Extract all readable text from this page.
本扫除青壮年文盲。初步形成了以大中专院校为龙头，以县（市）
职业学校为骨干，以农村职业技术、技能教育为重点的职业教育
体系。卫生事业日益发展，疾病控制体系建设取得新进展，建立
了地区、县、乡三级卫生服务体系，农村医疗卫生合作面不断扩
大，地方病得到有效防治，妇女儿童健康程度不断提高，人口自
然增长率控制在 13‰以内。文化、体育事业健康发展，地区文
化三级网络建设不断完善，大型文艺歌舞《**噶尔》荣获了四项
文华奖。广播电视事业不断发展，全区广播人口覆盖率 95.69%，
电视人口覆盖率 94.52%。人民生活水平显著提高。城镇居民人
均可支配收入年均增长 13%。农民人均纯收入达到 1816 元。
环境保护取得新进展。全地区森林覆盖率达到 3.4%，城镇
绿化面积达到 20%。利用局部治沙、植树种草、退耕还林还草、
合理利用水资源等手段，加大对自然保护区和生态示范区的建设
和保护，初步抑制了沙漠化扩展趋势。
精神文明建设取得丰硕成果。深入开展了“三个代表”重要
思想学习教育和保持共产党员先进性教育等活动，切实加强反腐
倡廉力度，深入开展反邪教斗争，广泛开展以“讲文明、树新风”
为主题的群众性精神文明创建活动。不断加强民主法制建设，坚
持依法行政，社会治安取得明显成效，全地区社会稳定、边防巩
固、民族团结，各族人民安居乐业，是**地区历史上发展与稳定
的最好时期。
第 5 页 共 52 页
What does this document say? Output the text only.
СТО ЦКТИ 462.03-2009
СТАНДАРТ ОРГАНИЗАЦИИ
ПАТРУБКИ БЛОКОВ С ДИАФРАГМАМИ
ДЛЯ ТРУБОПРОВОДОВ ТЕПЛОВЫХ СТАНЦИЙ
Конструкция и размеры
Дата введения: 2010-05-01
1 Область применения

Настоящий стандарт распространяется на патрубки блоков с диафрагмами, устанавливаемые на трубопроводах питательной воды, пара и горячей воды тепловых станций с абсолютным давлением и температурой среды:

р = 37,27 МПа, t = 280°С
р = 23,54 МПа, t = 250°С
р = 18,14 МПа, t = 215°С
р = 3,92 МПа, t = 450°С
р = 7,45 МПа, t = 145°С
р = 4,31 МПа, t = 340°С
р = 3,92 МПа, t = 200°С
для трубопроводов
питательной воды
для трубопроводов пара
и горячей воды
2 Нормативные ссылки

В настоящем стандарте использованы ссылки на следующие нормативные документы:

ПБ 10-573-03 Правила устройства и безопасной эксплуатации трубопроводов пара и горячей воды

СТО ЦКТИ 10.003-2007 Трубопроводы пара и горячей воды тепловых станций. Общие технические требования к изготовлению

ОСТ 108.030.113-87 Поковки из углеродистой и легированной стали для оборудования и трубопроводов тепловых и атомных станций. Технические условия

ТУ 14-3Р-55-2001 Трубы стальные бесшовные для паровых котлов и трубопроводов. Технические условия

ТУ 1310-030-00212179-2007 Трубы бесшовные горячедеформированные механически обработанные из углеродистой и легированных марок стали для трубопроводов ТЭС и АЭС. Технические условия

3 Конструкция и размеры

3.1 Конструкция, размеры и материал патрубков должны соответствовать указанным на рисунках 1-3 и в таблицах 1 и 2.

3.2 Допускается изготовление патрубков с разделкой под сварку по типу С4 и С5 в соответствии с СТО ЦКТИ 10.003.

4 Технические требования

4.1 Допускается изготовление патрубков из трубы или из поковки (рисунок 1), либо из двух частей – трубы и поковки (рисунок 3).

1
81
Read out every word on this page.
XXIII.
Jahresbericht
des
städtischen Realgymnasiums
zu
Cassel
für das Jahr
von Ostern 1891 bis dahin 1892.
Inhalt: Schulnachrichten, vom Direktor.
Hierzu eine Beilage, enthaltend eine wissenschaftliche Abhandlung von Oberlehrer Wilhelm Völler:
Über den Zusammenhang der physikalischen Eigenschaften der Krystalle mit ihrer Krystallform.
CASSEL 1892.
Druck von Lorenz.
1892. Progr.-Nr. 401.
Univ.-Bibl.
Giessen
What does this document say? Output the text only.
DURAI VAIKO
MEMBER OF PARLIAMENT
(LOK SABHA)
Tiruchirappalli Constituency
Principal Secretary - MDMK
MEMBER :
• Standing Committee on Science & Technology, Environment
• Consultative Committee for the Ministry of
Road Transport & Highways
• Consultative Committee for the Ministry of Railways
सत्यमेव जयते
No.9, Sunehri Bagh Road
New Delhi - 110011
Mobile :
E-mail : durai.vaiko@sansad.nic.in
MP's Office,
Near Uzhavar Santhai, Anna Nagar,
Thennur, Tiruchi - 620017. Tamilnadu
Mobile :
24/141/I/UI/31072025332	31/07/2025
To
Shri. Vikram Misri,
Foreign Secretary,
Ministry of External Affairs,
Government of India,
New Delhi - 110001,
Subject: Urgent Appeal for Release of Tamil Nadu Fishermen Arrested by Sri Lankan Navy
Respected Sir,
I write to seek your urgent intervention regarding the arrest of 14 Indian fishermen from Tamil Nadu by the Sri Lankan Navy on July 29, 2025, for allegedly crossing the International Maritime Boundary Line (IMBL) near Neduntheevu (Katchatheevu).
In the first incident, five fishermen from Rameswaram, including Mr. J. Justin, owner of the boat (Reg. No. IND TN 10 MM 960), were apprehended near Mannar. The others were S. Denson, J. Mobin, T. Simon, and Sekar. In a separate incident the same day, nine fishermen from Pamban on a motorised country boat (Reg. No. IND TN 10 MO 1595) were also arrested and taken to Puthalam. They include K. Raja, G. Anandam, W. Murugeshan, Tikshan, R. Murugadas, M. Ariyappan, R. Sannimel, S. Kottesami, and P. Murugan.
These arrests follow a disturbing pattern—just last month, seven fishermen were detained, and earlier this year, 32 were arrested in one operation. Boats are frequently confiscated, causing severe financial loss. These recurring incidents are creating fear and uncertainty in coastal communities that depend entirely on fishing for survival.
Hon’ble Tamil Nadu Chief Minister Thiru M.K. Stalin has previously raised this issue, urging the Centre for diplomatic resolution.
§ §
Extract lines where the string "Navy" occurs.

Subject: Urgent Appeal for Release of Tamil Nadu Fishermen Arrested by Sri Lankan Navy
I write to seek your urgent intervention regarding the arrest of 14 Indian fishermen from Tamil Nadu by the Sri Lankan Navy on July 29, 2025, for allegedly crossing the International Maritime Boundary Line (IMBL) near Neduntheevu (Katchatheevu).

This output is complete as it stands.